** Opening INPUT RECORDS block **
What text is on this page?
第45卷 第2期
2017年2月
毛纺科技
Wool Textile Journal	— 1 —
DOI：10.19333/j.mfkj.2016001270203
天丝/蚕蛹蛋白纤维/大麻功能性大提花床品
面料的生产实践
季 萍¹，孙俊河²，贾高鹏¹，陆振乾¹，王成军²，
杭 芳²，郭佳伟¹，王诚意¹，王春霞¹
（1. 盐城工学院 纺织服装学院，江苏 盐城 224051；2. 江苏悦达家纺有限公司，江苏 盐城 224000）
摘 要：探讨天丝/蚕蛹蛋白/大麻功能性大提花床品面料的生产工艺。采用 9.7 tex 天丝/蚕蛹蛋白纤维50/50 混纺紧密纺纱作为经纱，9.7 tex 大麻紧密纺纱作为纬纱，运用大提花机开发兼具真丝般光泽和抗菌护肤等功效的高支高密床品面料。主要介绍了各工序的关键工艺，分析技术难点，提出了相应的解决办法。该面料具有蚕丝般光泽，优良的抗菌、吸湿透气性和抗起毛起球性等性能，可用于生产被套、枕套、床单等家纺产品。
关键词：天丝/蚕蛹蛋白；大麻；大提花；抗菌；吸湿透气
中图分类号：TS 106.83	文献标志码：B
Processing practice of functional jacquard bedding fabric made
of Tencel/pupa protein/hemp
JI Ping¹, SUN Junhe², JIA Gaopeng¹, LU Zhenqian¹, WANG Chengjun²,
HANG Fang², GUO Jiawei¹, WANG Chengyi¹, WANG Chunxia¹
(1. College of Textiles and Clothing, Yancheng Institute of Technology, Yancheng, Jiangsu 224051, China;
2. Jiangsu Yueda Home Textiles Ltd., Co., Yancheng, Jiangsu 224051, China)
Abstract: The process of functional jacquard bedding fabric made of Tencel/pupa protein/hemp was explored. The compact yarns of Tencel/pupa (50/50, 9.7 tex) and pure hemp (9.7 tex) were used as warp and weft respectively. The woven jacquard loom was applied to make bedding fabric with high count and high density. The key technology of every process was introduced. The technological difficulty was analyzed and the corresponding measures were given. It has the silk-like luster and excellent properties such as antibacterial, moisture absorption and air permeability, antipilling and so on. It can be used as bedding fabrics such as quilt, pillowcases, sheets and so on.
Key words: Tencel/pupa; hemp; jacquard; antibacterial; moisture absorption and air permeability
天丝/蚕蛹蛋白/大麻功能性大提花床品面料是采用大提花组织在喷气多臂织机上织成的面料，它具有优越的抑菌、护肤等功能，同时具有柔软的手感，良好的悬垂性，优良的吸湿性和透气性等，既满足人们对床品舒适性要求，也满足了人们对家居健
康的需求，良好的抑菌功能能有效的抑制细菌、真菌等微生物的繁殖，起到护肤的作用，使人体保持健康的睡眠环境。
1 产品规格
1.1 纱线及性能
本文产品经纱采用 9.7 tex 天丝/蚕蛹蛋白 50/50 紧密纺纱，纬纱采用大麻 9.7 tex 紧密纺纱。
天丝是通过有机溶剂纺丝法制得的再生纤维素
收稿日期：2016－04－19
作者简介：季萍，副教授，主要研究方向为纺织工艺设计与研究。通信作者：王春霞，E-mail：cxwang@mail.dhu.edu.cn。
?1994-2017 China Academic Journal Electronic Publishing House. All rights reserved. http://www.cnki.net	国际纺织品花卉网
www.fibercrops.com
** Closing INPUT RECORDS block **
> _WHAT THIS TASK INVOLVES_
Tell how many lines above contain the word "China". Nothing but the number is needed.

> _SOLUTION BELOW_
3